Police officers who had been stationed at a church nearby arrived on the scene just after the shootout. As Special Agent Jay George approached the crime scene in his vehicle, he found Meadows walking on the shoulder to the left side of the road. Meadows was wearing one glove and had a firearm at his waist. Dakota was in the roadway; he was shot to death. A mask was covering Dakota's face. A gun was on the ground near Dakota's head. Watson was on the roadway not far from Dakota; Watson was shot in the neck and was gasping for air. Watson wore a mask over his face, and a handgun was beside him.

After he was detained, Heverin complained that he had been shot, but he had no gunshot wounds. Heverin said that the deputies did not have to shoot at them because they "gave up." He claimed that he had not been armed with a gun.

Using a trained canine on the day after the shootout, the police found a Firestorm 45 gun at the edge of the woods across the road from Owen's home. The police recovered two cartridge casings fired from the Firestorm 45; one was beside the gun and the other was between the roadway and the wood line. In the Firestorm 45 pistol was a cartridge case that had left the chamber but was not ejected from the gun.

IV. Heverin disclosed details of the crime to his cellmate.

[Data excerpt]:
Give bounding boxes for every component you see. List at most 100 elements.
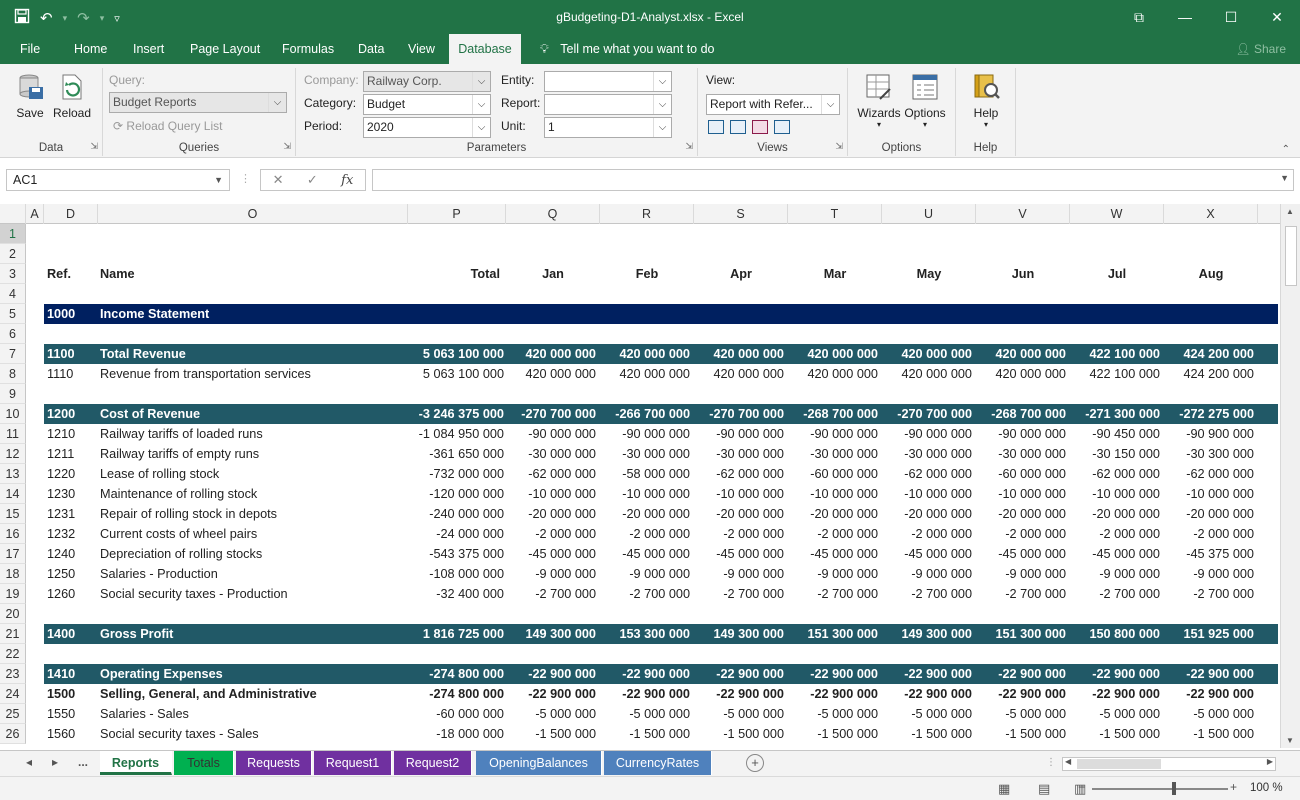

[Brief 1]:
Answer from the shootout passage:
(a) What did Meadows have at his waist?
(b) What did Heverin claim about whether he had been armed?
(c) Where did the police find the Firestorm 45 gun?
[Brief 2]: List every person named in the shootout passage.
[Brief 3]: Transcribe the shootout passage from "Using a trained" up to and including "from the gun.".
Draw only on the shootout passage; the data play no part.

[Right answer 1]:
(a) A firearm.
(b) He claimed that he had not been armed with a gun.
(c) At the edge of the woods across the road from Owen's home.

[Right answer 2]: Jay George, Meadows, Dakota, Watson, Heverin, Owen

[Right answer 3]:
Using a trained canine on the day after the shootout, the police found a Firestorm 45 gun at the edge of the woods across the road from Owen's home. The police recovered two cartridge casings fired from the Firestorm 45; one was beside the gun and the other was between the roadway and the wood line. In the Firestorm 45 pistol was a cartridge case that had left the chamber but was not ejected from the gun.